→ INSTRUCTIONS TO FOLLOW: Write out every record below exactly as it appears.

→ EXTRACTED RECORDS:

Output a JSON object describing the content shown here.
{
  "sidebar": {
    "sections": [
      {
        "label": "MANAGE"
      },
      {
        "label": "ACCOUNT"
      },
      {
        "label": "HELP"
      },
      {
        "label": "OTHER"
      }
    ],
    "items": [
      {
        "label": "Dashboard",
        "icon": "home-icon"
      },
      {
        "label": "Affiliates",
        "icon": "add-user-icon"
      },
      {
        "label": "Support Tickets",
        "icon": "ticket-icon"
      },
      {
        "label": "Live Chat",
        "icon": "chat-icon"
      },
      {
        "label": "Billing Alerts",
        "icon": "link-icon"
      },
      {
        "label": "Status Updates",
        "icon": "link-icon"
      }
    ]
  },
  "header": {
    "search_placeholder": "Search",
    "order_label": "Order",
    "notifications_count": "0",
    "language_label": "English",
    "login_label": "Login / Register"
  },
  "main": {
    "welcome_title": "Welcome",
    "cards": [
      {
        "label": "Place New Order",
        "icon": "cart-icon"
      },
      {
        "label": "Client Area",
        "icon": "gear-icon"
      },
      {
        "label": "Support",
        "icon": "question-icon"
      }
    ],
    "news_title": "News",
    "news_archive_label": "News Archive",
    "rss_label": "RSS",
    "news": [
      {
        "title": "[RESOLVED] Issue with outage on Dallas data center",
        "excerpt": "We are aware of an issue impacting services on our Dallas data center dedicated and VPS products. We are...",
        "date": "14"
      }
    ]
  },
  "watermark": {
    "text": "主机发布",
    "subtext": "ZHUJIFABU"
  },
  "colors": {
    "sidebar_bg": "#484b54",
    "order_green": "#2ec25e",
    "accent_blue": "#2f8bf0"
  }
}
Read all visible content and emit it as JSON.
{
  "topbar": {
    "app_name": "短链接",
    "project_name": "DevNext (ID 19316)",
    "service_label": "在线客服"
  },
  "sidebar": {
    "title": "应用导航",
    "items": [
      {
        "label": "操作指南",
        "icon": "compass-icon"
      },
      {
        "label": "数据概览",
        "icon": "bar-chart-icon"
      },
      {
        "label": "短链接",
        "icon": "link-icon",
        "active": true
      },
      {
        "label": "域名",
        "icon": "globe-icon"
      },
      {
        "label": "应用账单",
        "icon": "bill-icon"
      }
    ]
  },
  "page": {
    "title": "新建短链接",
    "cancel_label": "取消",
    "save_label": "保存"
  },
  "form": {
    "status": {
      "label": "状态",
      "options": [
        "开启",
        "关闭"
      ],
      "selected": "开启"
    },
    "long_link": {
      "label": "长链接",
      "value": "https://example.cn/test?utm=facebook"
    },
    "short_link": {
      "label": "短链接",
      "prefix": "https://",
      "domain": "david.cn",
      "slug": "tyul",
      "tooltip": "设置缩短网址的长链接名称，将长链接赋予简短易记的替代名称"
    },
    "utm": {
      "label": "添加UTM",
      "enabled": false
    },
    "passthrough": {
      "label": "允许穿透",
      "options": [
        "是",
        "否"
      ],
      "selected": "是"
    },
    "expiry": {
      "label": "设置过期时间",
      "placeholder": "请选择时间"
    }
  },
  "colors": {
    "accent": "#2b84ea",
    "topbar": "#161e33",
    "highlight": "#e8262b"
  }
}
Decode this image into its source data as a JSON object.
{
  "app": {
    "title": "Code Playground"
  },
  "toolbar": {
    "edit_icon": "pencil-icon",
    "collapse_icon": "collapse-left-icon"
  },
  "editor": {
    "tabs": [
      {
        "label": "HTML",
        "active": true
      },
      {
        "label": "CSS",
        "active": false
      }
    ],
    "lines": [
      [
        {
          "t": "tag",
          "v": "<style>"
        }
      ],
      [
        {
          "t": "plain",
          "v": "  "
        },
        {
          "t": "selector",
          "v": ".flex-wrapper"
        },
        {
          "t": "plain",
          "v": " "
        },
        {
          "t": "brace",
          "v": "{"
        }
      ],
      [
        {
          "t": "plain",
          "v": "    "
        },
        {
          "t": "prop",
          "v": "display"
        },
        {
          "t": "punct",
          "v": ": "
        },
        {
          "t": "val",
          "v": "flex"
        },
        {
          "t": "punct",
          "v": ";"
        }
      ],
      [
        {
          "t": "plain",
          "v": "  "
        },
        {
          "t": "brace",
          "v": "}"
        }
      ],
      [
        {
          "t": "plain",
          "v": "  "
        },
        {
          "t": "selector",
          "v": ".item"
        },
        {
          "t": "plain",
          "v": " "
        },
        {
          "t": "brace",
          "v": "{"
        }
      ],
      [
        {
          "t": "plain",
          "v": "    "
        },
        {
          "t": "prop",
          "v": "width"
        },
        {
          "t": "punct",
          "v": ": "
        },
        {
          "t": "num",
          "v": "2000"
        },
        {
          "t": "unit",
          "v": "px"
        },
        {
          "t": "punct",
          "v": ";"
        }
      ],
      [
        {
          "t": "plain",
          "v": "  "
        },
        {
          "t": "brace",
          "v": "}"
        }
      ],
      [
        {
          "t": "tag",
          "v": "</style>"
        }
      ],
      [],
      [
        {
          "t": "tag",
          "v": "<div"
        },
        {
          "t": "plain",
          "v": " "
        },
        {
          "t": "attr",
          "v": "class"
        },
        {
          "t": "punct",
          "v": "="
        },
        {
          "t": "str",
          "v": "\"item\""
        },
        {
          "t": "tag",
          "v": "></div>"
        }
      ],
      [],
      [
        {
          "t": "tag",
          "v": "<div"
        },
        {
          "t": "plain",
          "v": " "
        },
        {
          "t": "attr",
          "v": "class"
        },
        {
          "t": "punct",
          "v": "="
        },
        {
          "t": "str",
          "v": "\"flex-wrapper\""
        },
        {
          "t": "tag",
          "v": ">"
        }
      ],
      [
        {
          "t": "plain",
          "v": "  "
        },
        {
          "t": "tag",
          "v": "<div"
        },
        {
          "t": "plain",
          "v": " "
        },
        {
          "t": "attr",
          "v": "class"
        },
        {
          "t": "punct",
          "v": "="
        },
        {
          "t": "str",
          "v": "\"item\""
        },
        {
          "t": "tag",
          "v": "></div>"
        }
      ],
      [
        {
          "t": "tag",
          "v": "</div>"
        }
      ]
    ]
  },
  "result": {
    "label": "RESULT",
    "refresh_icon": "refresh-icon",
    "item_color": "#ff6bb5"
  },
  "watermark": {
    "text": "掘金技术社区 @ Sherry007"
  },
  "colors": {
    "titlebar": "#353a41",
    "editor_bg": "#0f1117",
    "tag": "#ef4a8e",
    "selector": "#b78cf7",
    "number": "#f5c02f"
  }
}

→ PROBLEM SOLUTION:
Output a JSON object describing the content shown here.
{
  "sidebar": {
    "sections": [
      {
        "label": "MANAGE"
      },
      {
        "label": "ACCOUNT"
      },
      {
        "label": "HELP"
      },
      {
        "label": "OTHER"
      }
    ],
    "items": [
      {
        "label": "Dashboard",
        "icon": "home-icon"
      },
      {
        "label": "Affiliates",
        "icon": "add-user-icon"
      },
      {
        "label": "Support Tickets",
        "icon": "ticket-icon"
      },
      {
        "label": "Live Chat",
        "icon": "chat-icon"
      },
      {
        "label": "Billing Alerts",
        "icon": "link-icon"
      },
      {
        "label": "Status Updates",
        "icon": "link-icon"
      }
    ]
  },
  "header": {
    "search_placeholder": "Search",
    "order_label": "Order",
    "notifications_count": "0",
    "language_label": "English",
    "login_label": "Login / Register"
  },
  "main": {
    "welcome_title": "Welcome",
    "cards": [
      {
        "label": "Place New Order",
        "icon": "cart-icon"
      },
      {
        "label": "Client Area",
        "icon": "gear-icon"
      },
      {
        "label": "Support",
        "icon": "question-icon"
      }
    ],
    "news_title": "News",
    "news_archive_label": "News Archive",
    "rss_label": "RSS",
    "news": [
      {
        "title": "[RESOLVED] Issue with outage on Dallas data center",
        "excerpt": "We are aware of an issue impacting services on our Dallas data center dedicated and VPS products. We are...",
        "date": "14"
      }
    ]
  },
  "watermark": {
    "text": "主机发布",
    "subtext": "ZHUJIFABU"
  },
  "colors": {
    "sidebar_bg": "#484b54",
    "order_green": "#2ec25e",
    "accent_blue": "#2f8bf0"
  }
}
Read all visible content and emit it as JSON.
{
  "topbar": {
    "app_name": "短链接",
    "project_name": "DevNext (ID 19316)",
    "service_label": "在线客服"
  },
  "sidebar": {
    "title": "应用导航",
    "items": [
      {
        "label": "操作指南",
        "icon": "compass-icon"
      },
      {
        "label": "数据概览",
        "icon": "bar-chart-icon"
      },
      {
        "label": "短链接",
        "icon": "link-icon",
        "active": true
      },
      {
        "label": "域名",
        "icon": "globe-icon"
      },
      {
        "label": "应用账单",
        "icon": "bill-icon"
      }
    ]
  },
  "page": {
    "title": "新建短链接",
    "cancel_label": "取消",
    "save_label": "保存"
  },
  "form": {
    "status": {
      "label": "状态",
      "options": [
        "开启",
        "关闭"
      ],
      "selected": "开启"
    },
    "long_link": {
      "label": "长链接",
      "value": "https://example.cn/test?utm=facebook"
    },
    "short_link": {
      "label": "短链接",
      "prefix": "https://",
      "domain": "david.cn",
      "slug": "tyul",
      "tooltip": "设置缩短网址的长链接名称，将长链接赋予简短易记的替代名称"
    },
    "utm": {
      "label": "添加UTM",
      "enabled": false
    },
    "passthrough": {
      "label": "允许穿透",
      "options": [
        "是",
        "否"
      ],
      "selected": "是"
    },
    "expiry": {
      "label": "设置过期时间",
      "placeholder": "请选择时间"
    }
  },
  "colors": {
    "accent": "#2b84ea",
    "topbar": "#161e33",
    "highlight": "#e8262b"
  }
}
Decode this image into its source data as a JSON object.
{
  "app": {
    "title": "Code Playground"
  },
  "toolbar": {
    "edit_icon": "pencil-icon",
    "collapse_icon": "collapse-left-icon"
  },
  "editor": {
    "tabs": [
      {
        "label": "HTML",
        "active": true
      },
      {
        "label": "CSS",
        "active": false
      }
    ],
    "lines": [
      [
        {
          "t": "tag",
          "v": "<style>"
        }
      ],
      [
        {
          "t": "plain",
          "v": "  "
        },
        {
          "t": "selector",
          "v": ".flex-wrapper"
        },
        {
          "t": "plain",
          "v": " "
        },
        {
          "t": "brace",
          "v": "{"
        }
      ],
      [
        {
          "t": "plain",
          "v": "    "
        },
        {
          "t": "prop",
          "v": "display"
        },
        {
          "t": "punct",
          "v": ": "
        },
        {
          "t": "val",
          "v": "flex"
        },
        {
          "t": "punct",
          "v": ";"
        }
      ],
      [
        {
          "t": "plain",
          "v": "  "
        },
        {
          "t": "brace",
          "v": "}"
        }
      ],
      [
        {
          "t": "plain",
          "v": "  "
        },
        {
          "t": "selector",
          "v": ".item"
        },
        {
          "t": "plain",
          "v": " "
        },
        {
          "t": "brace",
          "v": "{"
        }
      ],
      [
        {
          "t": "plain",
          "v": "    "
        },
        {
          "t": "prop",
          "v": "width"
        },
        {
          "t": "punct",
          "v": ": "
        },
        {
          "t": "num",
          "v": "2000"
        },
        {
          "t": "unit",
          "v": "px"
        },
        {
          "t": "punct",
          "v": ";"
        }
      ],
      [
        {
          "t": "plain",
          "v": "  "
        },
        {
          "t": "brace",
          "v": "}"
        }
      ],
      [
        {
          "t": "tag",
          "v": "</style>"
        }
      ],
      [],
      [
        {
          "t": "tag",
          "v": "<div"
        },
        {
          "t": "plain",
          "v": " "
        },
        {
          "t": "attr",
          "v": "class"
        },
        {
          "t": "punct",
          "v": "="
        },
        {
          "t": "str",
          "v": "\"item\""
        },
        {
          "t": "tag",
          "v": "></div>"
        }
      ],
      [],
      [
        {
          "t": "tag",
          "v": "<div"
        },
        {
          "t": "plain",
          "v": " "
        },
        {
          "t": "attr",
          "v": "class"
        },
        {
          "t": "punct",
          "v": "="
        },
        {
          "t": "str",
          "v": "\"flex-wrapper\""
        },
        {
          "t": "tag",
          "v": ">"
        }
      ],
      [
        {
          "t": "plain",
          "v": "  "
        },
        {
          "t": "tag",
          "v": "<div"
        },
        {
          "t": "plain",
          "v": " "
        },
        {
          "t": "attr",
          "v": "class"
        },
        {
          "t": "punct",
          "v": "="
        },
        {
          "t": "str",
          "v": "\"item\""
        },
        {
          "t": "tag",
          "v": "></div>"
        }
      ],
      [
        {
          "t": "tag",
          "v": "</div>"
        }
      ]
    ]
  },
  "result": {
    "label": "RESULT",
    "refresh_icon": "refresh-icon",
    "item_color": "#ff6bb5"
  },
  "watermark": {
    "text": "掘金技术社区 @ Sherry007"
  },
  "colors": {
    "titlebar": "#353a41",
    "editor_bg": "#0f1117",
    "tag": "#ef4a8e",
    "selector": "#b78cf7",
    "number": "#f5c02f"
  }
}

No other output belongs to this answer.